— start of EXERCISE INPUTS —

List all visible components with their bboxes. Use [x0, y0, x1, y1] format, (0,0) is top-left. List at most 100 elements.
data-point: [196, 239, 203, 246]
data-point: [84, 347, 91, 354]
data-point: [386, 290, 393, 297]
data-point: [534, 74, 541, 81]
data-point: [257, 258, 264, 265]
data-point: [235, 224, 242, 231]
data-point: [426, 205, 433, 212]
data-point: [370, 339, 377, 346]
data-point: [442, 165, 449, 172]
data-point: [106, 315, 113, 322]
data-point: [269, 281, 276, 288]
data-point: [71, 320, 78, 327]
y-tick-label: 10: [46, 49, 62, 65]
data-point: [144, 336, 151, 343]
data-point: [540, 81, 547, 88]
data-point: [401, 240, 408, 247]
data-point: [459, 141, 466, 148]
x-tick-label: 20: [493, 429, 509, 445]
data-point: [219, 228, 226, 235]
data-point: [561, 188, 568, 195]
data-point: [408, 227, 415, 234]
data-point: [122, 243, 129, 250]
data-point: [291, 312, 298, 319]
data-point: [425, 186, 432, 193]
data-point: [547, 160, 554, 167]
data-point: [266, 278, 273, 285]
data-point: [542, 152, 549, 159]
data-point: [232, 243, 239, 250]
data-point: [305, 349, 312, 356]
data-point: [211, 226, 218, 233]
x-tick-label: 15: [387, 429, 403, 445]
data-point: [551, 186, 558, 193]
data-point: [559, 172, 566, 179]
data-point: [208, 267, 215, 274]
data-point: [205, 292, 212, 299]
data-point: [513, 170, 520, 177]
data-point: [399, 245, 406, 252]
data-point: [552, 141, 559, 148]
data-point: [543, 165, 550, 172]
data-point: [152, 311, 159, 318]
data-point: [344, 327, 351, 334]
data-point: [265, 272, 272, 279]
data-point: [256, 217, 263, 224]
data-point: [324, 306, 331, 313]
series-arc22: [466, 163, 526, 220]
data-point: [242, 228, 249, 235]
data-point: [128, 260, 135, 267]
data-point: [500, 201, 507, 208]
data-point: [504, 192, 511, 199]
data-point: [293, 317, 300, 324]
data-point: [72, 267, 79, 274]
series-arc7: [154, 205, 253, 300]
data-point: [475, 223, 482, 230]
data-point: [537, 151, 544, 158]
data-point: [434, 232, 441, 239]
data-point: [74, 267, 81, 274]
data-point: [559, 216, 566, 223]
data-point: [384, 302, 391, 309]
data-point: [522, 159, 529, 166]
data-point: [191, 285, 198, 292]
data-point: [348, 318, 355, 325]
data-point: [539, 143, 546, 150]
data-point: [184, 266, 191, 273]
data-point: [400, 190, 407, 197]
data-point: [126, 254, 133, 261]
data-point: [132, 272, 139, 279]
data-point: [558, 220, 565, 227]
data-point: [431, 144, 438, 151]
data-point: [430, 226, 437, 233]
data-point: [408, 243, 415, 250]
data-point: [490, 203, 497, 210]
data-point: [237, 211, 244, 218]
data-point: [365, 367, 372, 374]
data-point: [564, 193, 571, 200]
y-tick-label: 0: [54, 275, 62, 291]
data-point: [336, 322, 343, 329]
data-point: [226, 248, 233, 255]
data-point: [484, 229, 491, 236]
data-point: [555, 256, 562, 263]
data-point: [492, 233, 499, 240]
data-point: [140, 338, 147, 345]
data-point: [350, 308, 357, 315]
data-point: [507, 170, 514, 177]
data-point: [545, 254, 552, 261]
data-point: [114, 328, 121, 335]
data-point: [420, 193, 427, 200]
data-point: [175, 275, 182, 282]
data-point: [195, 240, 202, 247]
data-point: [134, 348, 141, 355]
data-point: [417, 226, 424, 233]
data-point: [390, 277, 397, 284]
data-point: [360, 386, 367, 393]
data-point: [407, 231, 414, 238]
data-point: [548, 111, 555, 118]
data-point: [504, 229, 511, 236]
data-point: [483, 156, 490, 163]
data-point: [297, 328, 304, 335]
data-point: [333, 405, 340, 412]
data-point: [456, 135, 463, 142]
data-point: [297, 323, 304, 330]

— end of EXERCISE INPUTS —

== GOAL ==
Rewrite the entries from their first line through the line containing "data-point: [540, 81, 547, 88]", putting "scatter-point" in place of every "data-point" and leaving everything else unchanged.

== EXERCISE RESPONSE ==
List all visible components with their bboxes. Use [x0, y0, x1, y1] format, (0,0) is top-left. List at most 100 elements.
scatter-point: [196, 239, 203, 246]
scatter-point: [84, 347, 91, 354]
scatter-point: [386, 290, 393, 297]
scatter-point: [534, 74, 541, 81]
scatter-point: [257, 258, 264, 265]
scatter-point: [235, 224, 242, 231]
scatter-point: [426, 205, 433, 212]
scatter-point: [370, 339, 377, 346]
scatter-point: [442, 165, 449, 172]
scatter-point: [106, 315, 113, 322]
scatter-point: [269, 281, 276, 288]
scatter-point: [71, 320, 78, 327]
y-tick-label: 10: [46, 49, 62, 65]
scatter-point: [144, 336, 151, 343]
scatter-point: [540, 81, 547, 88]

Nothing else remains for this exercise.